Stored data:
☆ ☆ ☆ ☆ ☆ ☆ ☆
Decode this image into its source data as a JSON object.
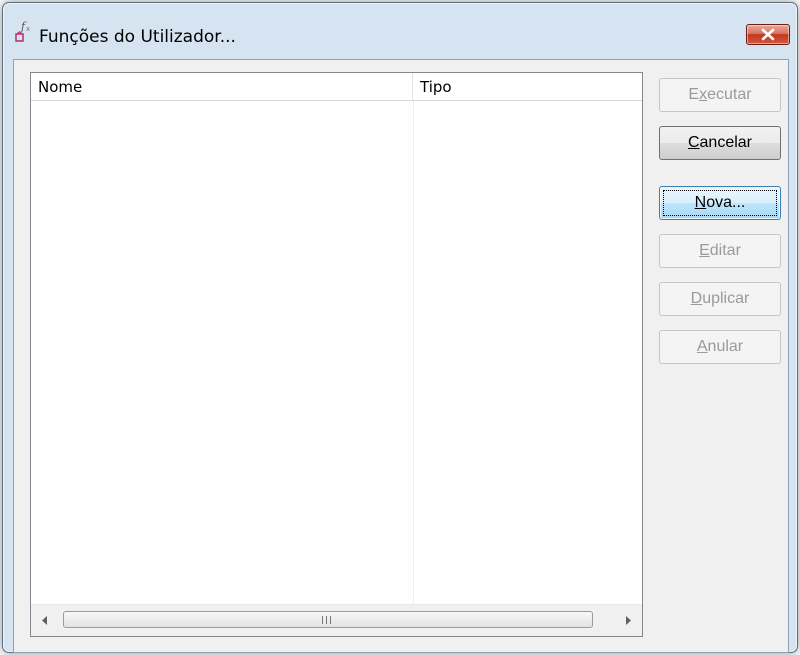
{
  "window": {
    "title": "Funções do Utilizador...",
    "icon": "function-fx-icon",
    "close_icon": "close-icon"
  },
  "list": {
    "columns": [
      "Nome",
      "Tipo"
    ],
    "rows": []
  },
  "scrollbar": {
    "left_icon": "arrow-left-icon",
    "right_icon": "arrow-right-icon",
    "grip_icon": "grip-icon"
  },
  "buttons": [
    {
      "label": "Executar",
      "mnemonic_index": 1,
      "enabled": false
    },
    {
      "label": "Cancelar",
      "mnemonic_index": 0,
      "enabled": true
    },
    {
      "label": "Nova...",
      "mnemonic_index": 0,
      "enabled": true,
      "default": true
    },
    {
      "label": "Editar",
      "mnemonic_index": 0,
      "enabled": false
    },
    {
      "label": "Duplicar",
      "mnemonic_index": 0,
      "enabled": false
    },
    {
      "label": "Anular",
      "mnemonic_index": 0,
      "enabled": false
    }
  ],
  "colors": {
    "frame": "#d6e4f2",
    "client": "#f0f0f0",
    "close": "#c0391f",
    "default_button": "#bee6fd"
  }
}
☆ ☆ ☆ ☆ ☆ ☆ ☆
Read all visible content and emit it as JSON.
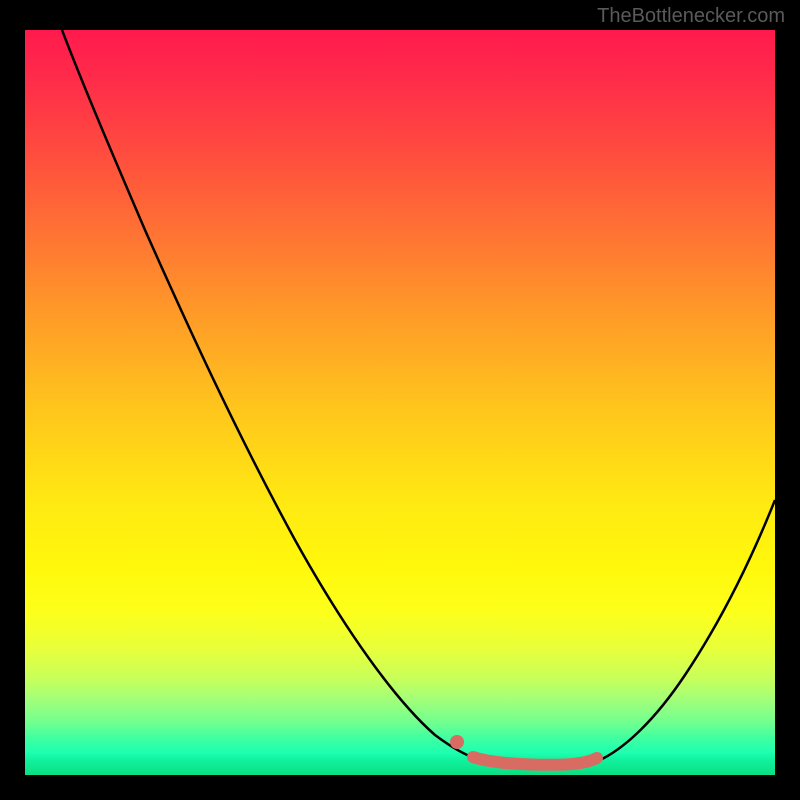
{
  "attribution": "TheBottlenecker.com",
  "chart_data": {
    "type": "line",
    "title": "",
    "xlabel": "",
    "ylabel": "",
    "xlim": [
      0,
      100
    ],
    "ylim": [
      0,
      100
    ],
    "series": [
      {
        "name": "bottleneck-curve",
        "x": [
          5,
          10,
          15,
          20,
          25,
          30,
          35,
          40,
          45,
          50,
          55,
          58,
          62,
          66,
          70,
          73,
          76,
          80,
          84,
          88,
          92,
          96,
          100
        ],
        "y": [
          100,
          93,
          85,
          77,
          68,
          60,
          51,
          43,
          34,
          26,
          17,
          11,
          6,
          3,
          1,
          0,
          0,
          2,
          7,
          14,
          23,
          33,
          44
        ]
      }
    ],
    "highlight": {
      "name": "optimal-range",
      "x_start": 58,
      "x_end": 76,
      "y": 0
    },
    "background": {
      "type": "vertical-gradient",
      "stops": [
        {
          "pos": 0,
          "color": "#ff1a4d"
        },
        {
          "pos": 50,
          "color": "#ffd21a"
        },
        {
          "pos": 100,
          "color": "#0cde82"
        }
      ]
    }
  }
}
☆ ☆ ☆ ☆ ☆ ☆ ☆
Compute how many lines include the string "JSON", then give that number by itself.

Full response => 2